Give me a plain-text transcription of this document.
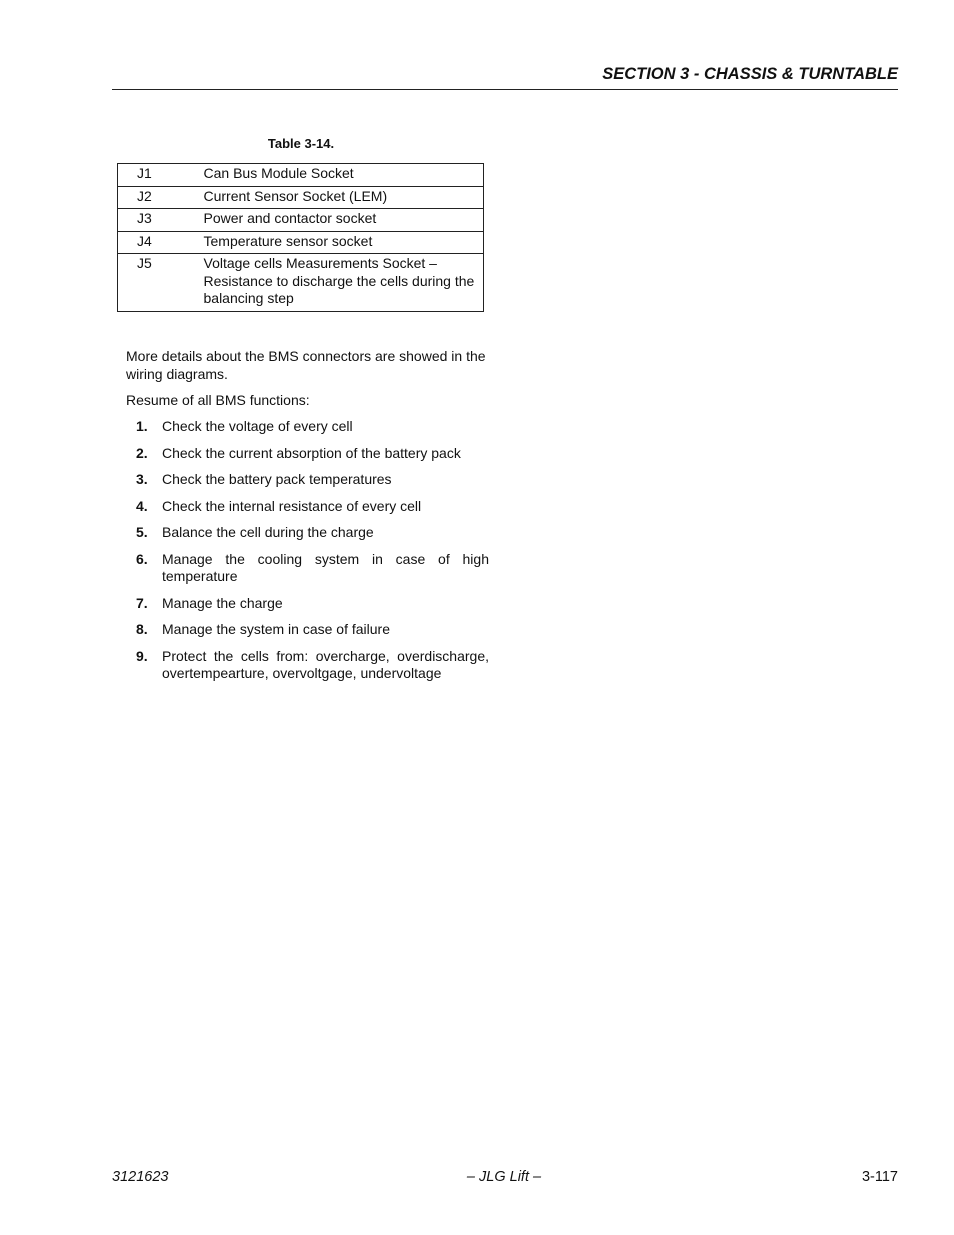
SECTION 3 - CHASSIS & TURNTABLE
Table 3-14.
J1	Can Bus Module Socket
J2	Current Sensor Socket (LEM)
J3	Power and contactor socket
J4	Temperature sensor socket
J5	Voltage cells Measurements Socket – Resistance to discharge the cells during the balancing step
More details about the BMS connectors are showed in the wiring diagrams.
Resume of all BMS functions:
1.	Check the voltage of every cell
2.	Check the current absorption of the battery pack
3.	Check the battery pack temperatures
4.	Check the internal resistance of every cell
5.	Balance the cell during the charge
6.	Manage the cooling system in case of high temperature
7.	Manage the charge
8.	Manage the system in case of failure
9.	Protect the cells from: overcharge, overdischarge, overtempearture, overvoltgage, undervoltage
3121623	– JLG Lift –	3-117
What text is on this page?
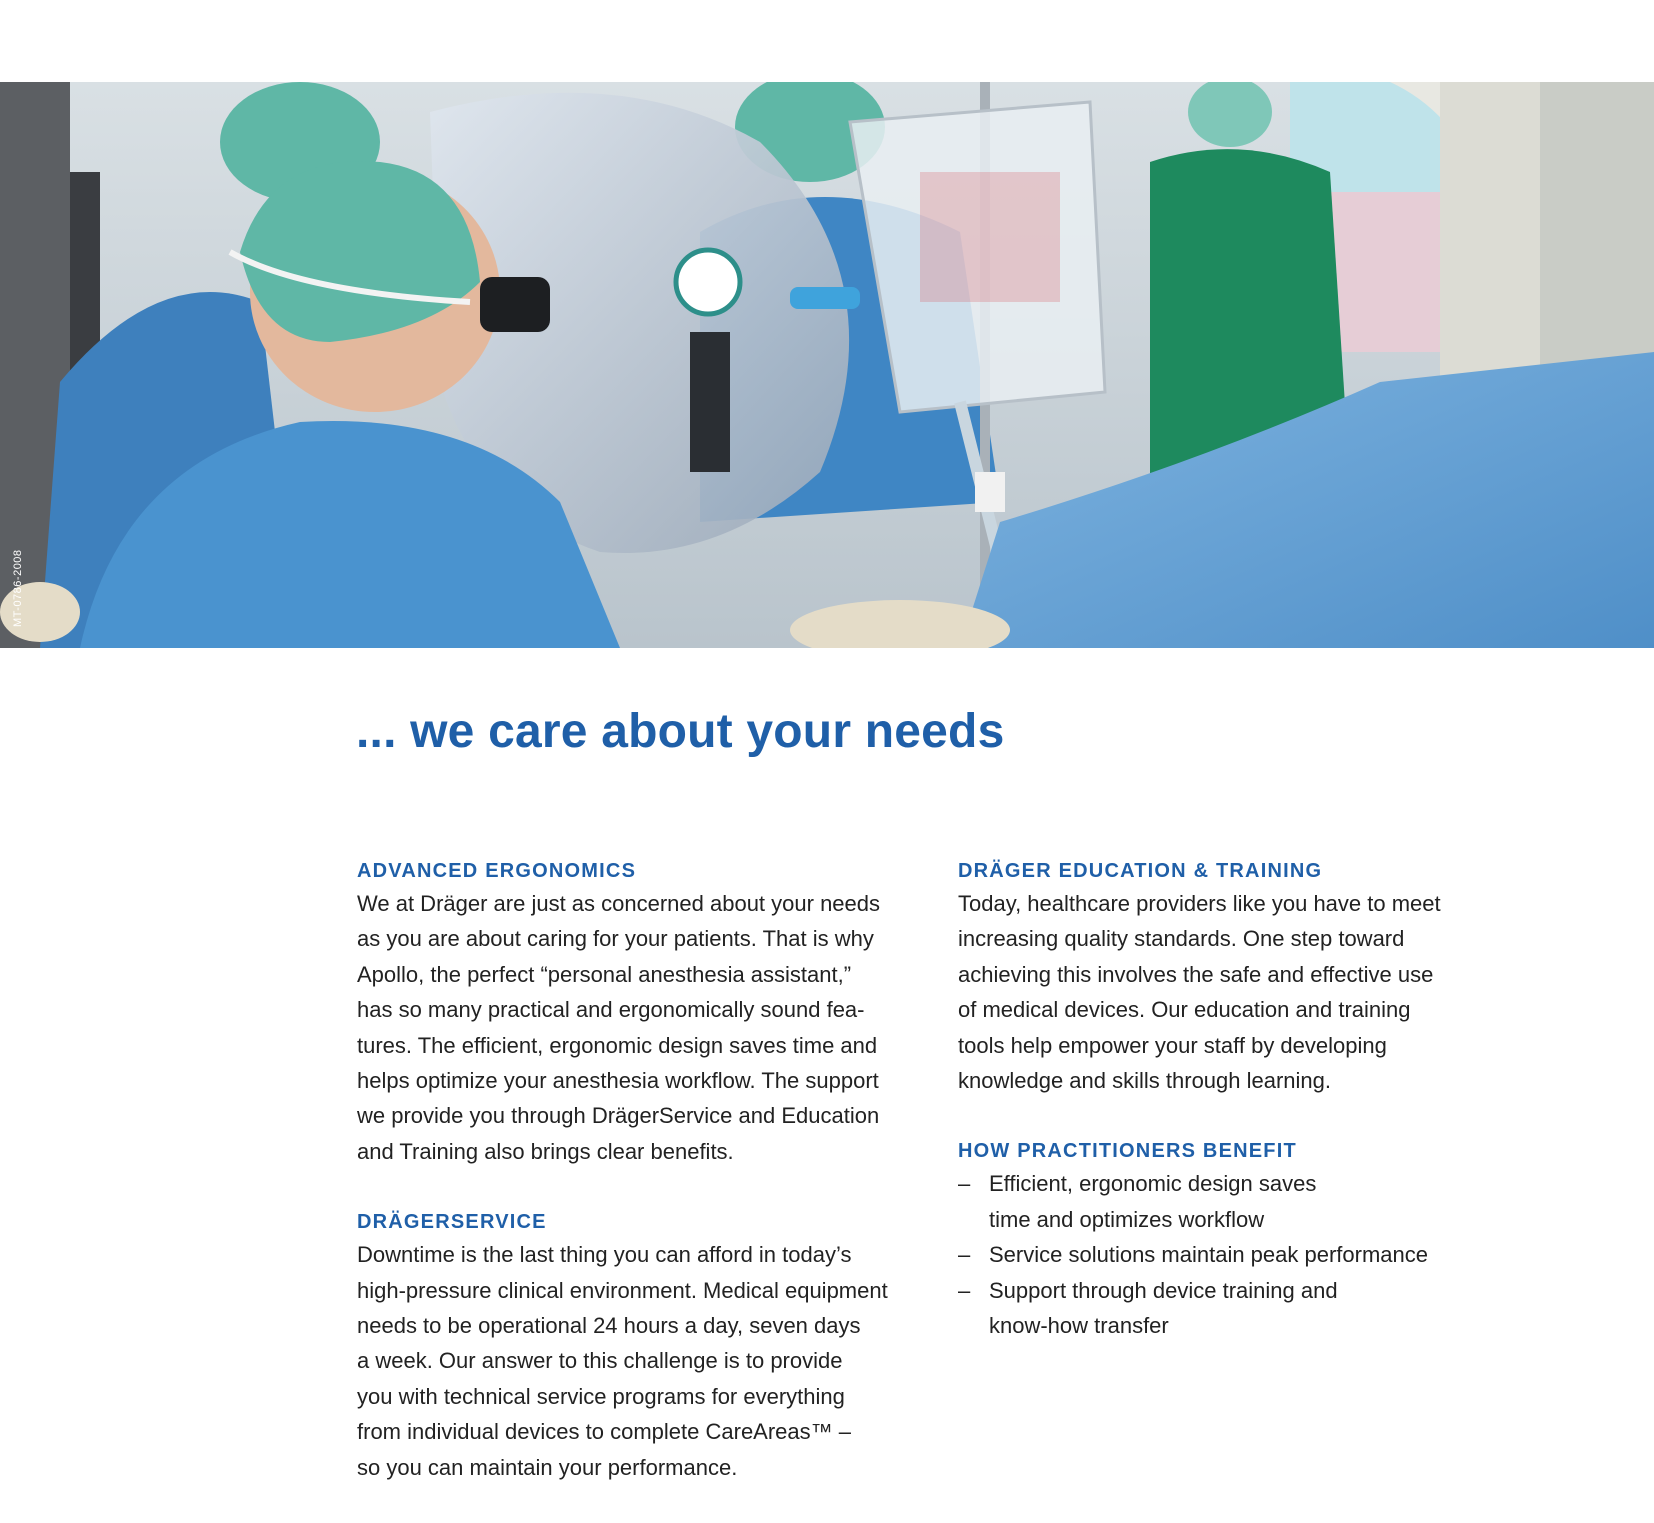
MT-0786-2008
... we care about your needs
ADVANCED ERGONOMICS

We at Dräger are just as concerned about your needs
as you are about caring for your patients. That is why
Apollo, the perfect “personal anesthesia assistant,”
has so many practical and ergonomically sound fea-
tures. The efficient, ergonomic design saves time and
helps optimize your anesthesia workflow. The support
we provide you through DrägerService and Education
and Training also brings clear benefits.

DRÄGERSERVICE

Downtime is the last thing you can afford in today’s
high-pressure clinical environment. Medical equipment
needs to be operational 24 hours a day, seven days
a week. Our answer to this challenge is to provide
you with technical service programs for everything
from individual devices to complete CareAreas™ –
so you can maintain your performance.

DRÄGER EDUCATION & TRAINING

Today, healthcare providers like you have to meet
increasing quality standards. One step toward
achieving this involves the safe and effective use
of medical devices. Our education and training
tools help empower your staff by developing
knowledge and skills through learning.

HOW PRACTITIONERS BENEFIT
– Efficient, ergonomic design saves
time and optimizes workflow
– Service solutions maintain peak performance
– Support through device training and
know-how transfer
◆ ◆ ◆
Print every record above exactly as written, leaving out the pictures.

▸ **OUTPUT FOR THIS EXERCISE**:
Give me a plain-text transcription of this document.
SECTION 3 - CHASSIS & TURNTABLE
Table 3-14.
J1	Can Bus Module Socket
J2	Current Sensor Socket (LEM)
J3	Power and contactor socket
J4	Temperature sensor socket
J5	Voltage cells Measurements Socket – Resistance to discharge the cells during the balancing step
More details about the BMS connectors are showed in the wiring diagrams.
Resume of all BMS functions:
1.	Check the voltage of every cell
2.	Check the current absorption of the battery pack
3.	Check the battery pack temperatures
4.	Check the internal resistance of every cell
5.	Balance the cell during the charge
6.	Manage the cooling system in case of high temperature
7.	Manage the charge
8.	Manage the system in case of failure
9.	Protect the cells from: overcharge, overdischarge, overtempearture, overvoltgage, undervoltage
3121623	– JLG Lift –	3-117
What text is on this page?
MT-0786-2008
... we care about your needs
ADVANCED ERGONOMICS

We at Dräger are just as concerned about your needs
as you are about caring for your patients. That is why
Apollo, the perfect “personal anesthesia assistant,”
has so many practical and ergonomically sound fea-
tures. The efficient, ergonomic design saves time and
helps optimize your anesthesia workflow. The support
we provide you through DrägerService and Education
and Training also brings clear benefits.

DRÄGERSERVICE

Downtime is the last thing you can afford in today’s
high-pressure clinical environment. Medical equipment
needs to be operational 24 hours a day, seven days
a week. Our answer to this challenge is to provide
you with technical service programs for everything
from individual devices to complete CareAreas™ –
so you can maintain your performance.

DRÄGER EDUCATION & TRAINING

Today, healthcare providers like you have to meet
increasing quality standards. One step toward
achieving this involves the safe and effective use
of medical devices. Our education and training
tools help empower your staff by developing
knowledge and skills through learning.

HOW PRACTITIONERS BENEFIT
– Efficient, ergonomic design saves
time and optimizes workflow
– Service solutions maintain peak performance
– Support through device training and
know-how transfer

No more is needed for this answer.